» **DESCRIPTION OF THE TASK**
Without including any images, repeat the data exactly.

-------- GIVEN RECORDS --------

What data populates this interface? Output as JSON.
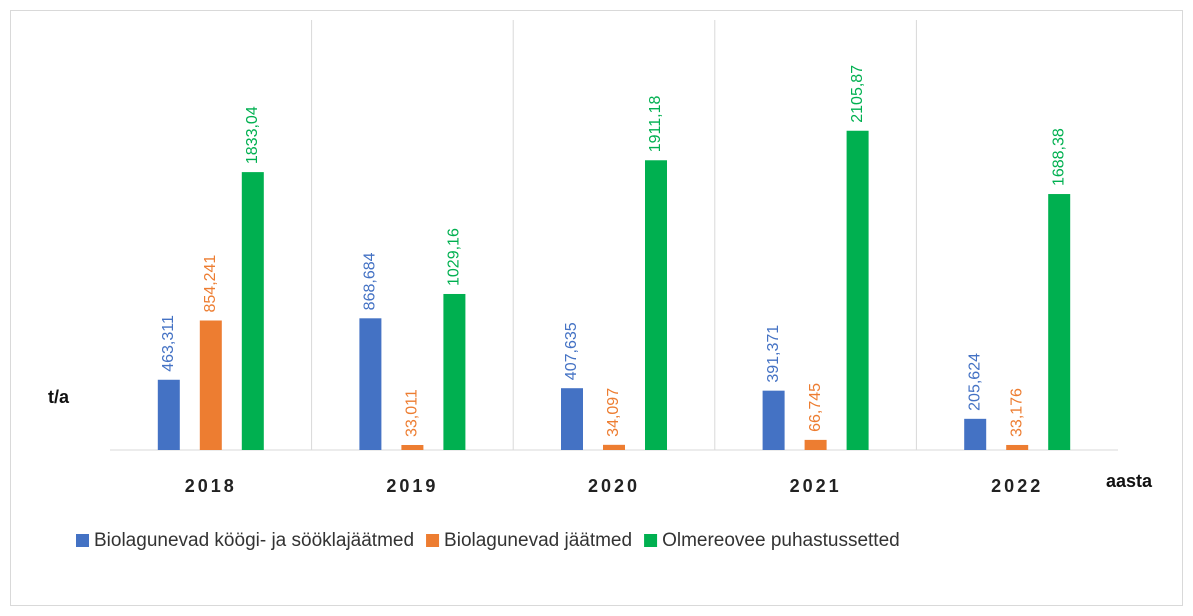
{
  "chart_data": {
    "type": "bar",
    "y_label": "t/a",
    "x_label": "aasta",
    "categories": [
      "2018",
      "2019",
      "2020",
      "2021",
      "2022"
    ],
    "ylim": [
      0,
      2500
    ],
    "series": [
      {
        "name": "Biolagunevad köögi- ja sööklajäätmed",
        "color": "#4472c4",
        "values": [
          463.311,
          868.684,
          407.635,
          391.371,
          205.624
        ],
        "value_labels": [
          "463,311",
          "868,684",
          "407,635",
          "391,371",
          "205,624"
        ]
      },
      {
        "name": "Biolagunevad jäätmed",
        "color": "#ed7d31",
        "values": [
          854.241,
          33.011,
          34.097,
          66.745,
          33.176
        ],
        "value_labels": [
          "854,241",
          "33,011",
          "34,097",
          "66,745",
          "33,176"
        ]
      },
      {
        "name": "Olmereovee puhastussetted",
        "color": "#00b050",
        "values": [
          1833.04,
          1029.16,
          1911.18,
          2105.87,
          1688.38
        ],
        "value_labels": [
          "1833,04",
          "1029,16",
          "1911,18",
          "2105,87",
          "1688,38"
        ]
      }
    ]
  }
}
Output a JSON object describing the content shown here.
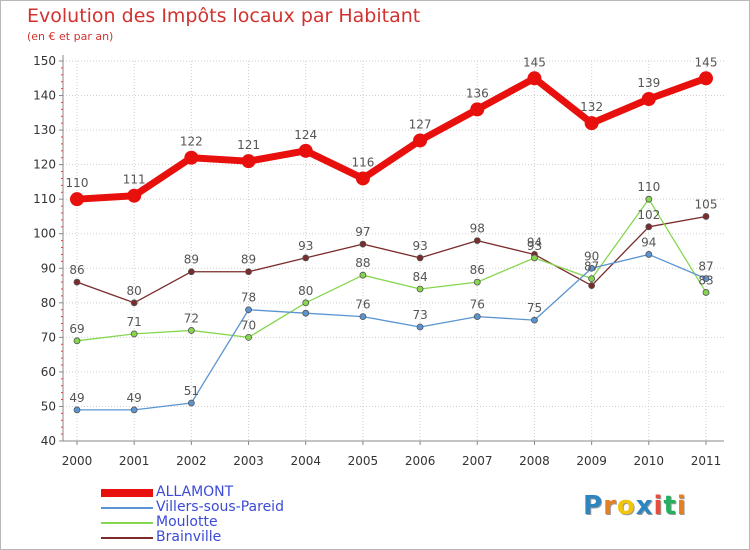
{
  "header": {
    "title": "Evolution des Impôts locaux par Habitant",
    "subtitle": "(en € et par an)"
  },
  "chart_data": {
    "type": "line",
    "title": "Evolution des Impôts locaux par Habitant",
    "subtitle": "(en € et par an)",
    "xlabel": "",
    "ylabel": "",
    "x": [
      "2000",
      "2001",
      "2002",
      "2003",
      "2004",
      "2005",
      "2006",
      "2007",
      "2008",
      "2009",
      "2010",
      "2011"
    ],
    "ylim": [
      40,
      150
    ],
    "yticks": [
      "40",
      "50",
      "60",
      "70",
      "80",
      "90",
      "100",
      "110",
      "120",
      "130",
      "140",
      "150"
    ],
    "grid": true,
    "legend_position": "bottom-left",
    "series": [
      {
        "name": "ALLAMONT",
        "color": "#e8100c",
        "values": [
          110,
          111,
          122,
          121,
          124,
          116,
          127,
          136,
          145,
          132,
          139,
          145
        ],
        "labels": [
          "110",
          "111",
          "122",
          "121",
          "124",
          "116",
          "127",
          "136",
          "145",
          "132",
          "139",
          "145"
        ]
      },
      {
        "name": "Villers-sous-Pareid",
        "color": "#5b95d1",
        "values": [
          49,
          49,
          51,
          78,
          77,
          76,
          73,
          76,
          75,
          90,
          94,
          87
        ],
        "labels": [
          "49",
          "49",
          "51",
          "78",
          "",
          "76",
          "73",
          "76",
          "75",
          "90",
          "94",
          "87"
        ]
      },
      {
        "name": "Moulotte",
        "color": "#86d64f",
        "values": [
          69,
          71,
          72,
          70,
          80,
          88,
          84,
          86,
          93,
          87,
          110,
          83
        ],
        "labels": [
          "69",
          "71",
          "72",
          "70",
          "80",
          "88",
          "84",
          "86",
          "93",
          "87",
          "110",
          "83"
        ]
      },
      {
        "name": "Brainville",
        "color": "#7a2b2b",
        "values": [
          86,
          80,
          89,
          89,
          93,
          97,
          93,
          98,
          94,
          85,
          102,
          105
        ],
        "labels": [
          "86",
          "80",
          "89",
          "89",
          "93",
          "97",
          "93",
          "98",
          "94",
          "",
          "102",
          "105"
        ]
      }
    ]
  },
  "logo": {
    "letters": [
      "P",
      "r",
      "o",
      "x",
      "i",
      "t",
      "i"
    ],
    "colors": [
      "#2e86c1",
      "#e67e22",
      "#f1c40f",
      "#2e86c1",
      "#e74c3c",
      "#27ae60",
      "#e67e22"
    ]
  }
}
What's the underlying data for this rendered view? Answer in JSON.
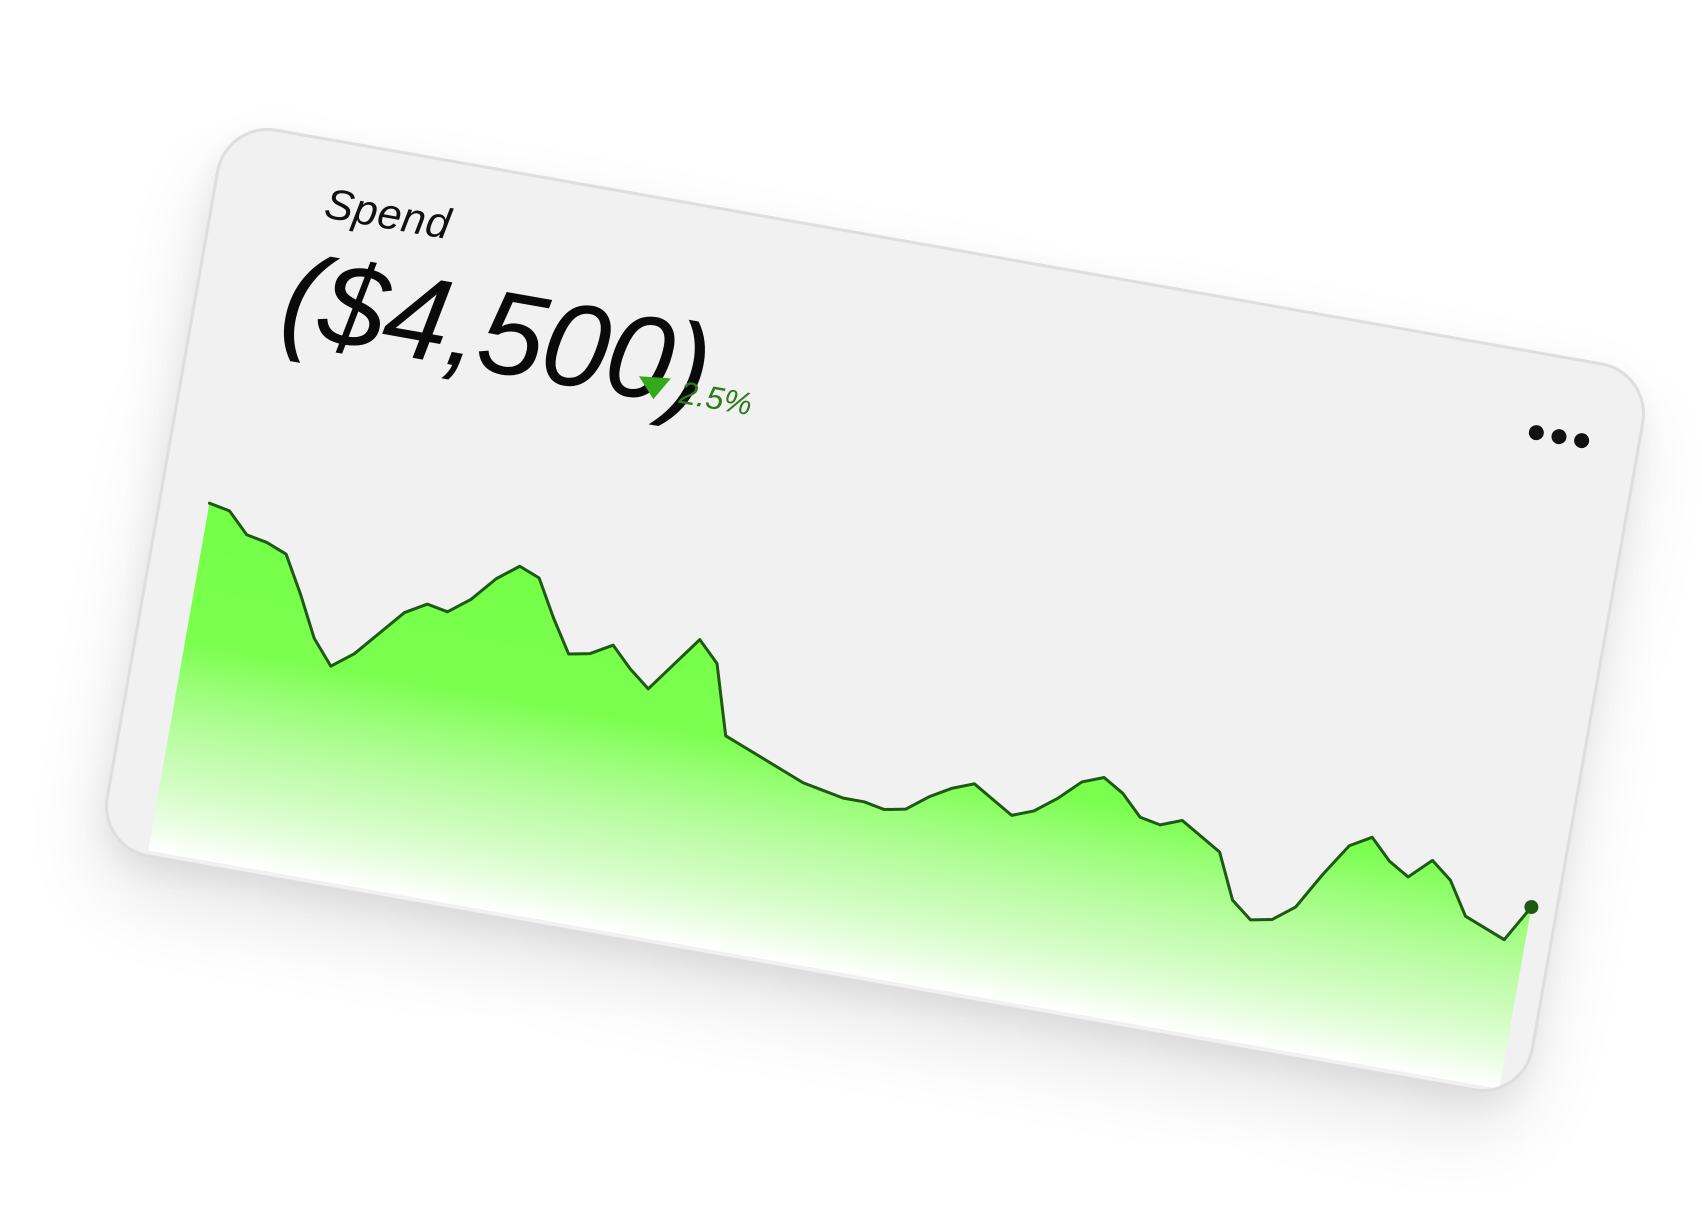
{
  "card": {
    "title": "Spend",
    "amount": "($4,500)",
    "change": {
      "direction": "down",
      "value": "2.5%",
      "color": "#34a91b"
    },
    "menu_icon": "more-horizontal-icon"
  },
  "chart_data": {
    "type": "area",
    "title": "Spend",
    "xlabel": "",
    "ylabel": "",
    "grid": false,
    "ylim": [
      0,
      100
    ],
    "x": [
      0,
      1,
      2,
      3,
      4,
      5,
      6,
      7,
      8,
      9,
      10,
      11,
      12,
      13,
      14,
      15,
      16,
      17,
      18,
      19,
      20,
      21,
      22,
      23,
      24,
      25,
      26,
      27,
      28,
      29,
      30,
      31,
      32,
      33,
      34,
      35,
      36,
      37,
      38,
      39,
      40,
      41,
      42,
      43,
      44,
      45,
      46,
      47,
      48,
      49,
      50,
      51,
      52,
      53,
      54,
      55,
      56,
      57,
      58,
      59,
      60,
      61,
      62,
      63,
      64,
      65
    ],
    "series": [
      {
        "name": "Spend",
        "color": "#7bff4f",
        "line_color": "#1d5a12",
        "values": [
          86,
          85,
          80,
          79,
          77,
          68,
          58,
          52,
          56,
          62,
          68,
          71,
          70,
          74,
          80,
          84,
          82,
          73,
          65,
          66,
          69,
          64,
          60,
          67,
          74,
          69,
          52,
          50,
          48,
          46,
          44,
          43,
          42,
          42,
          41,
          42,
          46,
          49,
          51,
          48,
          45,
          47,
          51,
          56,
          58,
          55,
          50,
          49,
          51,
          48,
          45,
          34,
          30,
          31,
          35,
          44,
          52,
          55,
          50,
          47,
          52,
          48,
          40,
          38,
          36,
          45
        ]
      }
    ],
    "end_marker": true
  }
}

--------

» **FINISHED EXERCISE**
What data populates this interface? Output as JSON.
{
  "chart_data": {
    "type": "bar",
    "y_label": "t/a",
    "x_label": "aasta",
    "categories": [
      "2018",
      "2019",
      "2020",
      "2021",
      "2022"
    ],
    "ylim": [
      0,
      2500
    ],
    "series": [
      {
        "name": "Biolagunevad köögi- ja sööklajäätmed",
        "color": "#4472c4",
        "values": [
          463.311,
          868.684,
          407.635,
          391.371,
          205.624
        ],
        "value_labels": [
          "463,311",
          "868,684",
          "407,635",
          "391,371",
          "205,624"
        ]
      },
      {
        "name": "Biolagunevad jäätmed",
        "color": "#ed7d31",
        "values": [
          854.241,
          33.011,
          34.097,
          66.745,
          33.176
        ],
        "value_labels": [
          "854,241",
          "33,011",
          "34,097",
          "66,745",
          "33,176"
        ]
      },
      {
        "name": "Olmereovee puhastussetted",
        "color": "#00b050",
        "values": [
          1833.04,
          1029.16,
          1911.18,
          2105.87,
          1688.38
        ],
        "value_labels": [
          "1833,04",
          "1029,16",
          "1911,18",
          "2105,87",
          "1688,38"
        ]
      }
    ]
  }
}
Output a JSON object describing the content shown here.
{
  "header": {
    "title": "Evolution des Impôts locaux par Habitant",
    "subtitle": "(en € et par an)"
  },
  "chart_data": {
    "type": "line",
    "title": "Evolution des Impôts locaux par Habitant",
    "subtitle": "(en € et par an)",
    "xlabel": "",
    "ylabel": "",
    "x": [
      "2000",
      "2001",
      "2002",
      "2003",
      "2004",
      "2005",
      "2006",
      "2007",
      "2008",
      "2009",
      "2010",
      "2011"
    ],
    "ylim": [
      40,
      150
    ],
    "yticks": [
      "40",
      "50",
      "60",
      "70",
      "80",
      "90",
      "100",
      "110",
      "120",
      "130",
      "140",
      "150"
    ],
    "grid": true,
    "legend_position": "bottom-left",
    "series": [
      {
        "name": "ALLAMONT",
        "color": "#e8100c",
        "values": [
          110,
          111,
          122,
          121,
          124,
          116,
          127,
          136,
          145,
          132,
          139,
          145
        ],
        "labels": [
          "110",
          "111",
          "122",
          "121",
          "124",
          "116",
          "127",
          "136",
          "145",
          "132",
          "139",
          "145"
        ]
      },
      {
        "name": "Villers-sous-Pareid",
        "color": "#5b95d1",
        "values": [
          49,
          49,
          51,
          78,
          77,
          76,
          73,
          76,
          75,
          90,
          94,
          87
        ],
        "labels": [
          "49",
          "49",
          "51",
          "78",
          "",
          "76",
          "73",
          "76",
          "75",
          "90",
          "94",
          "87"
        ]
      },
      {
        "name": "Moulotte",
        "color": "#86d64f",
        "values": [
          69,
          71,
          72,
          70,
          80,
          88,
          84,
          86,
          93,
          87,
          110,
          83
        ],
        "labels": [
          "69",
          "71",
          "72",
          "70",
          "80",
          "88",
          "84",
          "86",
          "93",
          "87",
          "110",
          "83"
        ]
      },
      {
        "name": "Brainville",
        "color": "#7a2b2b",
        "values": [
          86,
          80,
          89,
          89,
          93,
          97,
          93,
          98,
          94,
          85,
          102,
          105
        ],
        "labels": [
          "86",
          "80",
          "89",
          "89",
          "93",
          "97",
          "93",
          "98",
          "94",
          "",
          "102",
          "105"
        ]
      }
    ]
  },
  "logo": {
    "letters": [
      "P",
      "r",
      "o",
      "x",
      "i",
      "t",
      "i"
    ],
    "colors": [
      "#2e86c1",
      "#e67e22",
      "#f1c40f",
      "#2e86c1",
      "#e74c3c",
      "#27ae60",
      "#e67e22"
    ]
  }
}
What's the underlying data for this rendered view? Answer in JSON.
{
  "card": {
    "title": "Spend",
    "amount": "($4,500)",
    "change": {
      "direction": "down",
      "value": "2.5%",
      "color": "#34a91b"
    },
    "menu_icon": "more-horizontal-icon"
  },
  "chart_data": {
    "type": "area",
    "title": "Spend",
    "xlabel": "",
    "ylabel": "",
    "grid": false,
    "ylim": [
      0,
      100
    ],
    "x": [
      0,
      1,
      2,
      3,
      4,
      5,
      6,
      7,
      8,
      9,
      10,
      11,
      12,
      13,
      14,
      15,
      16,
      17,
      18,
      19,
      20,
      21,
      22,
      23,
      24,
      25,
      26,
      27,
      28,
      29,
      30,
      31,
      32,
      33,
      34,
      35,
      36,
      37,
      38,
      39,
      40,
      41,
      42,
      43,
      44,
      45,
      46,
      47,
      48,
      49,
      50,
      51,
      52,
      53,
      54,
      55,
      56,
      57,
      58,
      59,
      60,
      61,
      62,
      63,
      64,
      65
    ],
    "series": [
      {
        "name": "Spend",
        "color": "#7bff4f",
        "line_color": "#1d5a12",
        "values": [
          86,
          85,
          80,
          79,
          77,
          68,
          58,
          52,
          56,
          62,
          68,
          71,
          70,
          74,
          80,
          84,
          82,
          73,
          65,
          66,
          69,
          64,
          60,
          67,
          74,
          69,
          52,
          50,
          48,
          46,
          44,
          43,
          42,
          42,
          41,
          42,
          46,
          49,
          51,
          48,
          45,
          47,
          51,
          56,
          58,
          55,
          50,
          49,
          51,
          48,
          45,
          34,
          30,
          31,
          35,
          44,
          52,
          55,
          50,
          47,
          52,
          48,
          40,
          38,
          36,
          45
        ]
      }
    ],
    "end_marker": true
  }
}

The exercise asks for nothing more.